PROBLEM STATEMENT: Transcribe the material exactly. Images do not belong in the copy.

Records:

┄┄┄┄┄┄

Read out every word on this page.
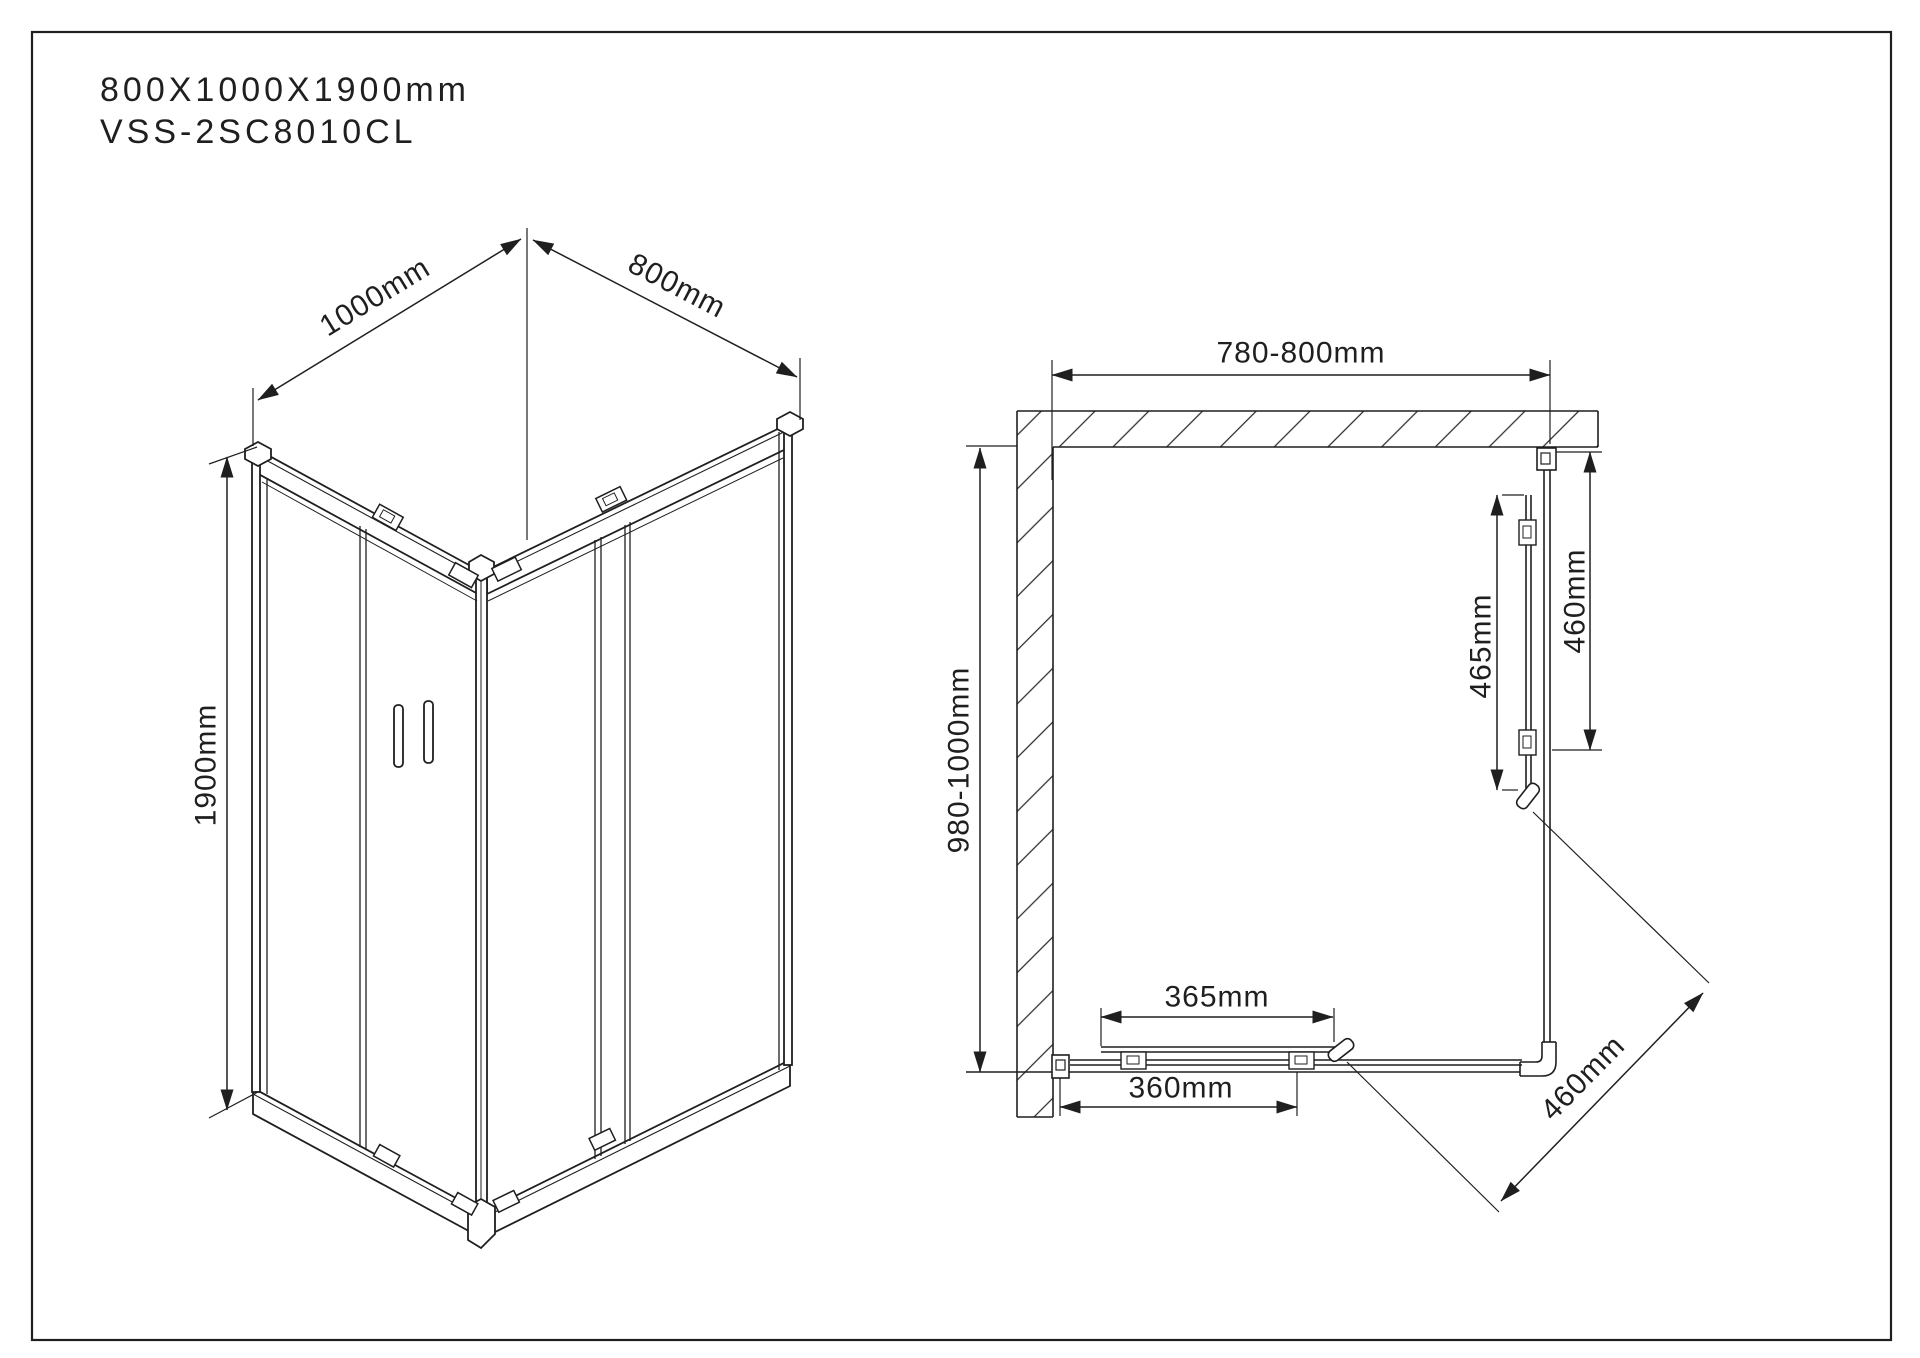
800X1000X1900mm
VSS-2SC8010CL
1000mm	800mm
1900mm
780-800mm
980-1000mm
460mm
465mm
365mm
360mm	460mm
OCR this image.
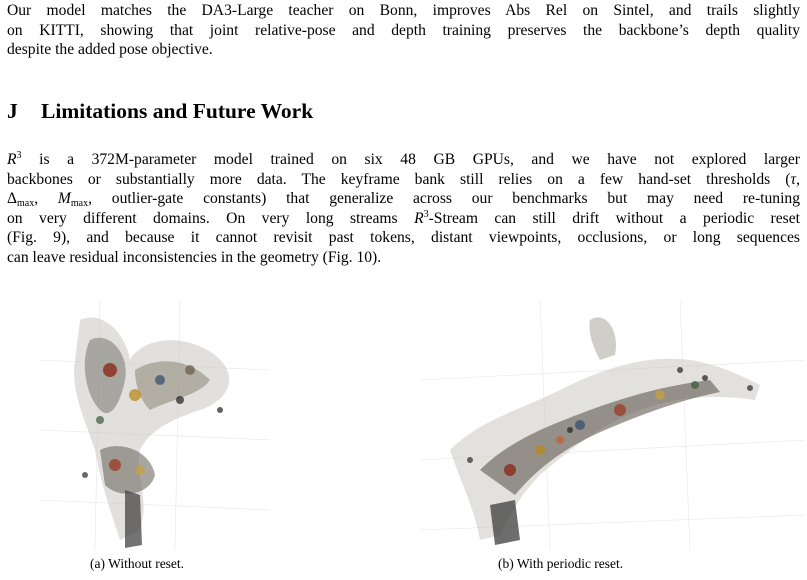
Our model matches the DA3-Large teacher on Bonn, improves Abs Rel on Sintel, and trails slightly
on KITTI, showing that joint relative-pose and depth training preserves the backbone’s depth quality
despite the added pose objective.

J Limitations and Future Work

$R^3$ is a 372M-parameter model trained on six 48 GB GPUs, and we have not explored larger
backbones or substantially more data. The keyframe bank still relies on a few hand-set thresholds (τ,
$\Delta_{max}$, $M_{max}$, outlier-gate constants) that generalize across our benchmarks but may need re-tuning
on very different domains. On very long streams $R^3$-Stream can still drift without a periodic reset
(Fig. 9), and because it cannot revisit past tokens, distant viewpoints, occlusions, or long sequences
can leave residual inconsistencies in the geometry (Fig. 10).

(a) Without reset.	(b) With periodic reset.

┄┄┄┄┄┄

TASK OUTPUT:
Read out every word on this page.
800X1000X1900mm
VSS-2SC8010CL
1000mm	800mm
1900mm
780-800mm
980-1000mm
460mm
465mm
365mm
360mm	460mm
OCR this image.
Our model matches the DA3-Large teacher on Bonn, improves Abs Rel on Sintel, and trails slightly
on KITTI, showing that joint relative-pose and depth training preserves the backbone’s depth quality
despite the added pose objective.

J Limitations and Future Work

$R^3$ is a 372M-parameter model trained on six 48 GB GPUs, and we have not explored larger
backbones or substantially more data. The keyframe bank still relies on a few hand-set thresholds (τ,
$\Delta_{max}$, $M_{max}$, outlier-gate constants) that generalize across our benchmarks but may need re-tuning
on very different domains. On very long streams $R^3$-Stream can still drift without a periodic reset
(Fig. 9), and because it cannot revisit past tokens, distant viewpoints, occlusions, or long sequences
can leave residual inconsistencies in the geometry (Fig. 10).

(a) Without reset.	(b) With periodic reset.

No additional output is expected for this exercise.